> _Task statement_:
Could you repeat exactly the lines below, from the line containing "Read all visible content and emit it as JSON." through the last one, both included, while leaving out any pictures?

— START OF Data excerpts —

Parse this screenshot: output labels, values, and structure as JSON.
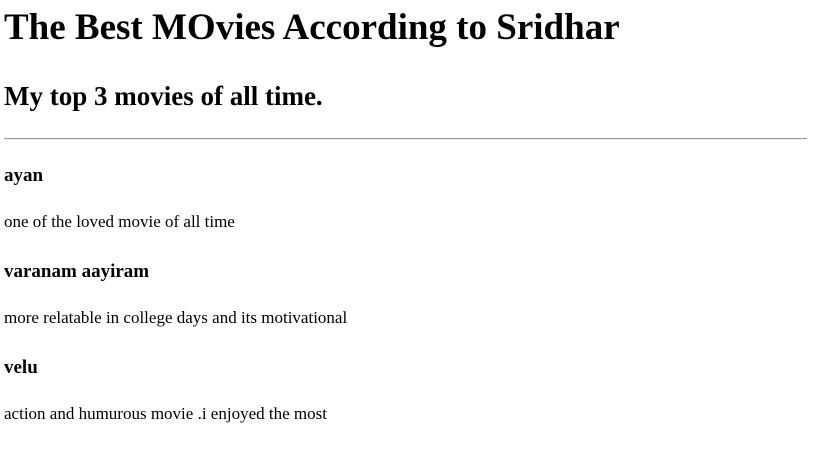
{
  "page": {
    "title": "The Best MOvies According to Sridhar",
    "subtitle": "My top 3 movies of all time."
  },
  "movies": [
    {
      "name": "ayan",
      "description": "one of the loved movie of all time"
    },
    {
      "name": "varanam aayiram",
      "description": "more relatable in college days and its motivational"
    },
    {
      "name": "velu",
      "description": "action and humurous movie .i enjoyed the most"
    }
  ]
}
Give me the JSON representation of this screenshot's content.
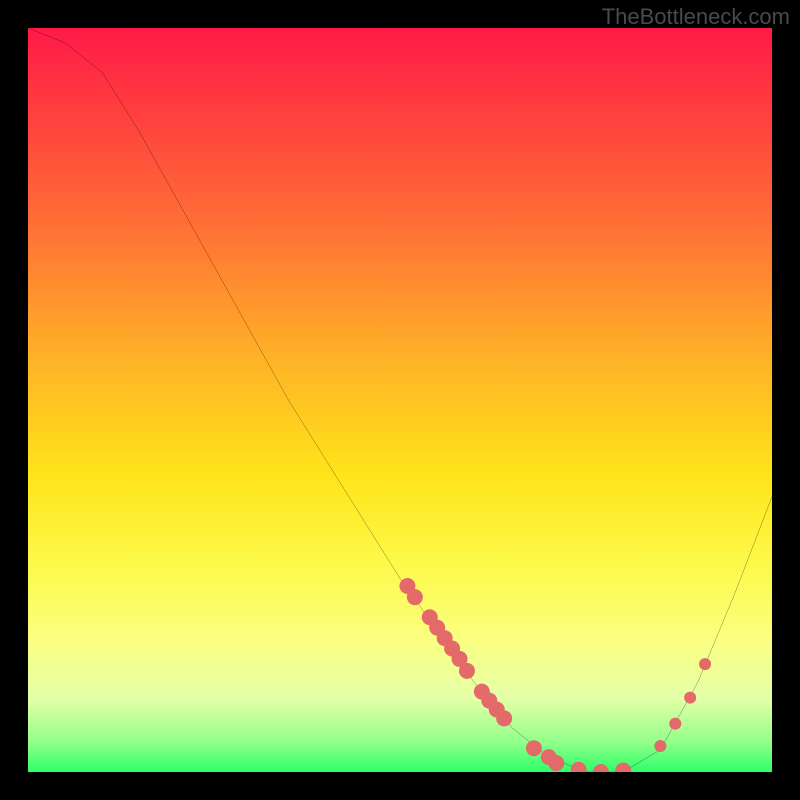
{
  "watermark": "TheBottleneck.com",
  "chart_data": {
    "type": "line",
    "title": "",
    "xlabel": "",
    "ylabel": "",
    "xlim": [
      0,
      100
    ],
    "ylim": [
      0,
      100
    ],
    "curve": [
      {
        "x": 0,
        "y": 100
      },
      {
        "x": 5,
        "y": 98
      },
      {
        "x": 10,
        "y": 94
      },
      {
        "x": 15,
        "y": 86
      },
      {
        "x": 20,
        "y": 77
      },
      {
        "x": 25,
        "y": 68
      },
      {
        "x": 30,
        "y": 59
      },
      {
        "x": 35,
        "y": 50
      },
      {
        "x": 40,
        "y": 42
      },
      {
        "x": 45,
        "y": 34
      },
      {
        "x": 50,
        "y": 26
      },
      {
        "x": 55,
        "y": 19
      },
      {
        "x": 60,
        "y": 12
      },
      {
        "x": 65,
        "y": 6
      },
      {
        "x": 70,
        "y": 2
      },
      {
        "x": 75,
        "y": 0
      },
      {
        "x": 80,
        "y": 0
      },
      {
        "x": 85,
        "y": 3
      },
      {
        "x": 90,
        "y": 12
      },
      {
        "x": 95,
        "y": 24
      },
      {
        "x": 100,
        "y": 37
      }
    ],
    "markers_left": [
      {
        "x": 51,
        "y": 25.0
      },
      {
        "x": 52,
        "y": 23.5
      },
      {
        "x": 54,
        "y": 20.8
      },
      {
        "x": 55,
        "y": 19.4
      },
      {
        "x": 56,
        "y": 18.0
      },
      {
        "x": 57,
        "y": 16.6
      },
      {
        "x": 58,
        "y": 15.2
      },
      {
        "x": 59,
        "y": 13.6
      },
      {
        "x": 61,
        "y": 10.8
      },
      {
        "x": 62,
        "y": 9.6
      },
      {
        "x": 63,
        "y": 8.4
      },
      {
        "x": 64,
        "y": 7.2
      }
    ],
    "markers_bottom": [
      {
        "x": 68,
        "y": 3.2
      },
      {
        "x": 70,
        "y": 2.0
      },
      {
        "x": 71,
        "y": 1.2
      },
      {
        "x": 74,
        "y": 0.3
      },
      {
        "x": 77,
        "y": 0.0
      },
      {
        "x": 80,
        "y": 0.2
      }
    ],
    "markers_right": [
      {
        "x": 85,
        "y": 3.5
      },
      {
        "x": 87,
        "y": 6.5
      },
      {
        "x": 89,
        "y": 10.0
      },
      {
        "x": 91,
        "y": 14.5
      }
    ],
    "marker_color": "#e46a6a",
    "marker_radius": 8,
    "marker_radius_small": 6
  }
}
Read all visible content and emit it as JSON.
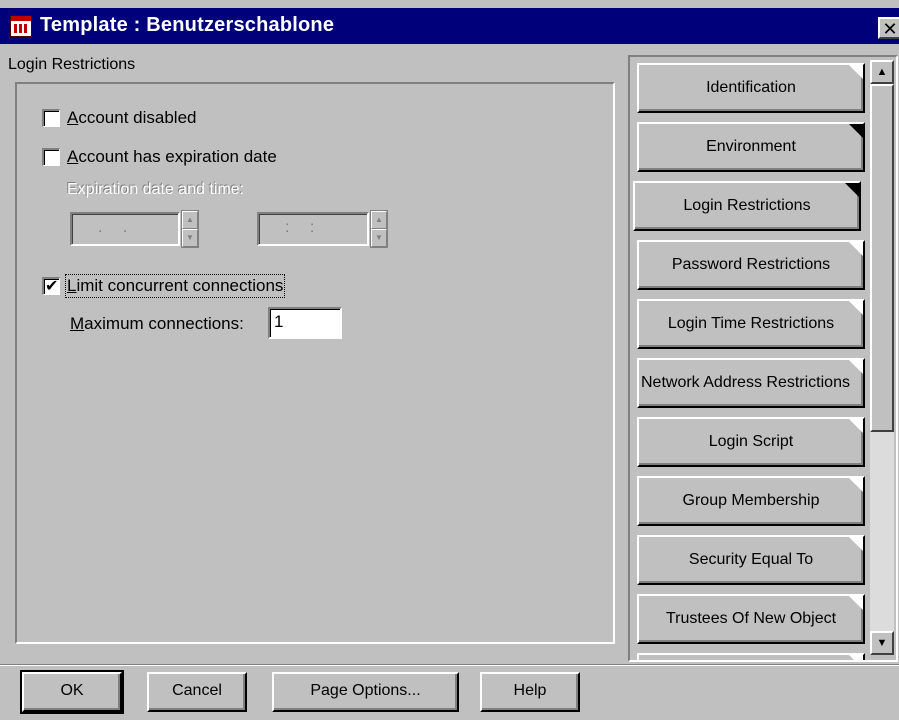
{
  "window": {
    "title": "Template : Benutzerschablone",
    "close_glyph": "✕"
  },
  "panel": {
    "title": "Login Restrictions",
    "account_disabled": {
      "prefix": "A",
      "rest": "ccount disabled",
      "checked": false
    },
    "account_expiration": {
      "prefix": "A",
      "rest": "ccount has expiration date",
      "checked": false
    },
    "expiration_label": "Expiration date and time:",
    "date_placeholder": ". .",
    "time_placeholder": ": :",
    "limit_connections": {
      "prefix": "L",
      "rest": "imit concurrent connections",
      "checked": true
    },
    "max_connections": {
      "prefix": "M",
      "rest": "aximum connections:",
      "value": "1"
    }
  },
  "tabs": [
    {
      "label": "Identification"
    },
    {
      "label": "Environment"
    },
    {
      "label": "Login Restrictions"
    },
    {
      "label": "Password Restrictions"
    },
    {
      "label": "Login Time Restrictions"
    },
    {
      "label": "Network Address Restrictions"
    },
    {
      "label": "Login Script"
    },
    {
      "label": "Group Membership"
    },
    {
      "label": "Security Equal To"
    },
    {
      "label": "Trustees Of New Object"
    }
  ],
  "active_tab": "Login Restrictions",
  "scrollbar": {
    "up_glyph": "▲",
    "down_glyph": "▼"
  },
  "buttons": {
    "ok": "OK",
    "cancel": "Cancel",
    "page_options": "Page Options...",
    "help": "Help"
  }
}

— END OF Data excerpts —

> _Reply to the exercise_:
Read all visible content and emit it as JSON.
{
  "window": {
    "title": "Template : Benutzerschablone",
    "close_glyph": "✕"
  },
  "panel": {
    "title": "Login Restrictions",
    "account_disabled": {
      "prefix": "A",
      "rest": "ccount disabled",
      "checked": false
    },
    "account_expiration": {
      "prefix": "A",
      "rest": "ccount has expiration date",
      "checked": false
    },
    "expiration_label": "Expiration date and time:",
    "date_placeholder": ". .",
    "time_placeholder": ": :",
    "limit_connections": {
      "prefix": "L",
      "rest": "imit concurrent connections",
      "checked": true
    },
    "max_connections": {
      "prefix": "M",
      "rest": "aximum connections:",
      "value": "1"
    }
  },
  "tabs": [
    {
      "label": "Identification"
    },
    {
      "label": "Environment"
    },
    {
      "label": "Login Restrictions"
    },
    {
      "label": "Password Restrictions"
    },
    {
      "label": "Login Time Restrictions"
    },
    {
      "label": "Network Address Restrictions"
    },
    {
      "label": "Login Script"
    },
    {
      "label": "Group Membership"
    },
    {
      "label": "Security Equal To"
    },
    {
      "label": "Trustees Of New Object"
    }
  ],
  "active_tab": "Login Restrictions",
  "scrollbar": {
    "up_glyph": "▲",
    "down_glyph": "▼"
  },
  "buttons": {
    "ok": "OK",
    "cancel": "Cancel",
    "page_options": "Page Options...",
    "help": "Help"
  }
}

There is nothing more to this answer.